Could you write out the records below exactly as they appear?

.....

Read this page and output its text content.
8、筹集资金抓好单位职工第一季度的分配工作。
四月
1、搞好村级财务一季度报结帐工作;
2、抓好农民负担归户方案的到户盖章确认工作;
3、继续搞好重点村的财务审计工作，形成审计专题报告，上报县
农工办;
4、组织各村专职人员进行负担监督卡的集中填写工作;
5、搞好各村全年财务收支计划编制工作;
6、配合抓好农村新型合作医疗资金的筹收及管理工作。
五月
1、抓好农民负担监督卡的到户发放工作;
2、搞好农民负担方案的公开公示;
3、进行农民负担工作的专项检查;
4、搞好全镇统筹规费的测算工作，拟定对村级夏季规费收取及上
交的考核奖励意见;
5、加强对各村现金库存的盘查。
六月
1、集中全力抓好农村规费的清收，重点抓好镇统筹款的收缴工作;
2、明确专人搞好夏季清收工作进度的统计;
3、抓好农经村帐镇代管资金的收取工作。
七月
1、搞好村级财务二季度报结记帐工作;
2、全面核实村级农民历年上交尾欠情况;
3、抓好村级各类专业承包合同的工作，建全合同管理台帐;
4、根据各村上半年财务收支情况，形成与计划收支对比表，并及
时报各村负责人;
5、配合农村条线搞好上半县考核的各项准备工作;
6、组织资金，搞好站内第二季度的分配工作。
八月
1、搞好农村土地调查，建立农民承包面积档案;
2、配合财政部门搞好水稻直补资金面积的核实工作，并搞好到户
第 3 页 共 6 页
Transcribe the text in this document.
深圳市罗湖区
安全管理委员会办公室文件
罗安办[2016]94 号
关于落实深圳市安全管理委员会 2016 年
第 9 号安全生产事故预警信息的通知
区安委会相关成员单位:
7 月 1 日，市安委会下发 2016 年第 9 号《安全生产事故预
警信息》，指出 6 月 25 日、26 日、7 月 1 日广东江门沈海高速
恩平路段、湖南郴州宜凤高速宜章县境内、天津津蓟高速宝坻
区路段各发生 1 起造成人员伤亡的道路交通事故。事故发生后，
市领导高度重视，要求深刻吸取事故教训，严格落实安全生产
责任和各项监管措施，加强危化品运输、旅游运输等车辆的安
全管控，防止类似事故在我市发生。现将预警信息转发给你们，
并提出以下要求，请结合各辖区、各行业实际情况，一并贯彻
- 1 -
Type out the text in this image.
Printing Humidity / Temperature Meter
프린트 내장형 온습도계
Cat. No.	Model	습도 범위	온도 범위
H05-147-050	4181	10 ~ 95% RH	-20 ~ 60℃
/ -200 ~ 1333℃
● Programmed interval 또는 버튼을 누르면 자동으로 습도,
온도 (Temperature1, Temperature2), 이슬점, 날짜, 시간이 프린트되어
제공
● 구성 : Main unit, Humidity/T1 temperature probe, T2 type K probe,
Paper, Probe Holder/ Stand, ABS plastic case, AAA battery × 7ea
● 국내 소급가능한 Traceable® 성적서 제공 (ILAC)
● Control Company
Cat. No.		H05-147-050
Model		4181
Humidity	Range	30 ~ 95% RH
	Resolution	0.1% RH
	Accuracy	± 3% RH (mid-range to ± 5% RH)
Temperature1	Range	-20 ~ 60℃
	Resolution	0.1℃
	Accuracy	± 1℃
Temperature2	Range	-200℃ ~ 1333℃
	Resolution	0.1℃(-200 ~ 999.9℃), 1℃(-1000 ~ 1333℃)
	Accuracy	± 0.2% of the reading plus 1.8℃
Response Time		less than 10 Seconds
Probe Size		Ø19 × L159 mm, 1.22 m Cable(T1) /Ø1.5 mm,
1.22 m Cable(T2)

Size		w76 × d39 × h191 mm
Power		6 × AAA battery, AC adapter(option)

.....

▶ In response:
Read this page and output its text content.
8、筹集资金抓好单位职工第一季度的分配工作。
四月
1、搞好村级财务一季度报结帐工作;
2、抓好农民负担归户方案的到户盖章确认工作;
3、继续搞好重点村的财务审计工作，形成审计专题报告，上报县
农工办;
4、组织各村专职人员进行负担监督卡的集中填写工作;
5、搞好各村全年财务收支计划编制工作;
6、配合抓好农村新型合作医疗资金的筹收及管理工作。
五月
1、抓好农民负担监督卡的到户发放工作;
2、搞好农民负担方案的公开公示;
3、进行农民负担工作的专项检查;
4、搞好全镇统筹规费的测算工作，拟定对村级夏季规费收取及上
交的考核奖励意见;
5、加强对各村现金库存的盘查。
六月
1、集中全力抓好农村规费的清收，重点抓好镇统筹款的收缴工作;
2、明确专人搞好夏季清收工作进度的统计;
3、抓好农经村帐镇代管资金的收取工作。
七月
1、搞好村级财务二季度报结记帐工作;
2、全面核实村级农民历年上交尾欠情况;
3、抓好村级各类专业承包合同的工作，建全合同管理台帐;
4、根据各村上半年财务收支情况，形成与计划收支对比表，并及
时报各村负责人;
5、配合农村条线搞好上半县考核的各项准备工作;
6、组织资金，搞好站内第二季度的分配工作。
八月
1、搞好农村土地调查，建立农民承包面积档案;
2、配合财政部门搞好水稻直补资金面积的核实工作，并搞好到户
第 3 页 共 6 页
Transcribe the text in this document.
深圳市罗湖区
安全管理委员会办公室文件
罗安办[2016]94 号
关于落实深圳市安全管理委员会 2016 年
第 9 号安全生产事故预警信息的通知
区安委会相关成员单位:
7 月 1 日，市安委会下发 2016 年第 9 号《安全生产事故预
警信息》，指出 6 月 25 日、26 日、7 月 1 日广东江门沈海高速
恩平路段、湖南郴州宜凤高速宜章县境内、天津津蓟高速宝坻
区路段各发生 1 起造成人员伤亡的道路交通事故。事故发生后，
市领导高度重视，要求深刻吸取事故教训，严格落实安全生产
责任和各项监管措施，加强危化品运输、旅游运输等车辆的安
全管控，防止类似事故在我市发生。现将预警信息转发给你们，
并提出以下要求，请结合各辖区、各行业实际情况，一并贯彻
- 1 -
Type out the text in this image.
Printing Humidity / Temperature Meter
프린트 내장형 온습도계
Cat. No.	Model	습도 범위	온도 범위
H05-147-050	4181	10 ~ 95% RH	-20 ~ 60℃
/ -200 ~ 1333℃
● Programmed interval 또는 버튼을 누르면 자동으로 습도,
온도 (Temperature1, Temperature2), 이슬점, 날짜, 시간이 프린트되어
제공
● 구성 : Main unit, Humidity/T1 temperature probe, T2 type K probe,
Paper, Probe Holder/ Stand, ABS plastic case, AAA battery × 7ea
● 국내 소급가능한 Traceable® 성적서 제공 (ILAC)
● Control Company
Cat. No.		H05-147-050
Model		4181
Humidity	Range	30 ~ 95% RH
	Resolution	0.1% RH
	Accuracy	± 3% RH (mid-range to ± 5% RH)
Temperature1	Range	-20 ~ 60℃
	Resolution	0.1℃
	Accuracy	± 1℃
Temperature2	Range	-200℃ ~ 1333℃
	Resolution	0.1℃(-200 ~ 999.9℃), 1℃(-1000 ~ 1333℃)
	Accuracy	± 0.2% of the reading plus 1.8℃
Response Time		less than 10 Seconds
Probe Size		Ø19 × L159 mm, 1.22 m Cable(T1) /Ø1.5 mm,
1.22 m Cable(T2)

Size		w76 × d39 × h191 mm
Power		6 × AAA battery, AC adapter(option)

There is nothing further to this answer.